Word for word, print each line of the listing below; pictures stay out.
* * * *
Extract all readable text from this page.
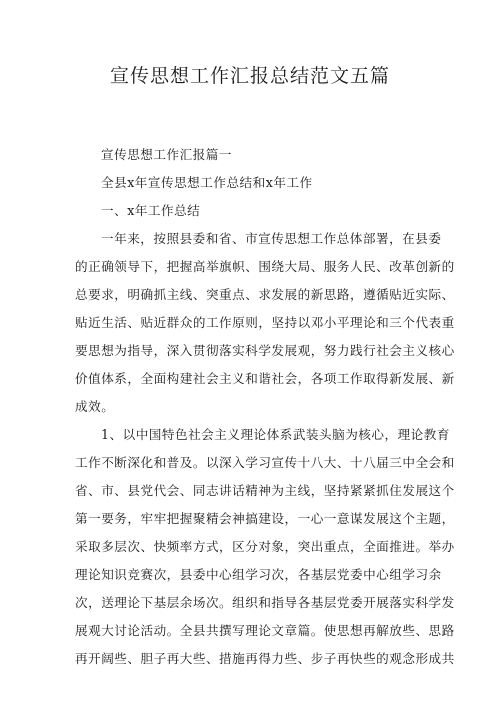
宣传思想工作汇报总结范文五篇

宣传思想工作汇报篇一

全县x年宣传思想工作总结和x年工作

一、x年工作总结

一年来，按照县委和省、市宣传思想工作总体部署，在县委

的正确领导下，把握高举旗帜、围绕大局、服务人民、改革创新的

总要求，明确抓主线、突重点、求发展的新思路，遵循贴近实际、

贴近生活、贴近群众的工作原则，坚持以邓小平理论和三个代表重

要思想为指导，深入贯彻落实科学发展观，努力践行社会主义核心

价值体系，全面构建社会主义和谐社会，各项工作取得新发展、新

成效。

1、以中国特色社会主义理论体系武装头脑为核心，理论教育

工作不断深化和普及。以深入学习宣传十八大、十八届三中全会和

省、市、县党代会、同志讲话精神为主线，坚持紧紧抓住发展这个

第一要务，牢牢把握聚精会神搞建设，一心一意谋发展这个主题，

采取多层次、快频率方式，区分对象，突出重点，全面推进。举办

理论知识竞赛次，县委中心组学习次，各基层党委中心组学习余

次，送理论下基层余场次。组织和指导各基层党委开展落实科学发

展观大讨论活动。全县共撰写理论文章篇。使思想再解放些、思路

再开阔些、胆子再大些、措施再得力些、步子再快些的观念形成共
* * * *
**ANSWER BELOW**
Extract all readable text from this page.
宣传思想工作汇报总结范文五篇

宣传思想工作汇报篇一

全县x年宣传思想工作总结和x年工作

一、x年工作总结

一年来，按照县委和省、市宣传思想工作总体部署，在县委

的正确领导下，把握高举旗帜、围绕大局、服务人民、改革创新的

总要求，明确抓主线、突重点、求发展的新思路，遵循贴近实际、

贴近生活、贴近群众的工作原则，坚持以邓小平理论和三个代表重

要思想为指导，深入贯彻落实科学发展观，努力践行社会主义核心

价值体系，全面构建社会主义和谐社会，各项工作取得新发展、新

成效。

1、以中国特色社会主义理论体系武装头脑为核心，理论教育

工作不断深化和普及。以深入学习宣传十八大、十八届三中全会和

省、市、县党代会、同志讲话精神为主线，坚持紧紧抓住发展这个

第一要务，牢牢把握聚精会神搞建设，一心一意谋发展这个主题，

采取多层次、快频率方式，区分对象，突出重点，全面推进。举办

理论知识竞赛次，县委中心组学习次，各基层党委中心组学习余

次，送理论下基层余场次。组织和指导各基层党委开展落实科学发

展观大讨论活动。全县共撰写理论文章篇。使思想再解放些、思路

再开阔些、胆子再大些、措施再得力些、步子再快些的观念形成共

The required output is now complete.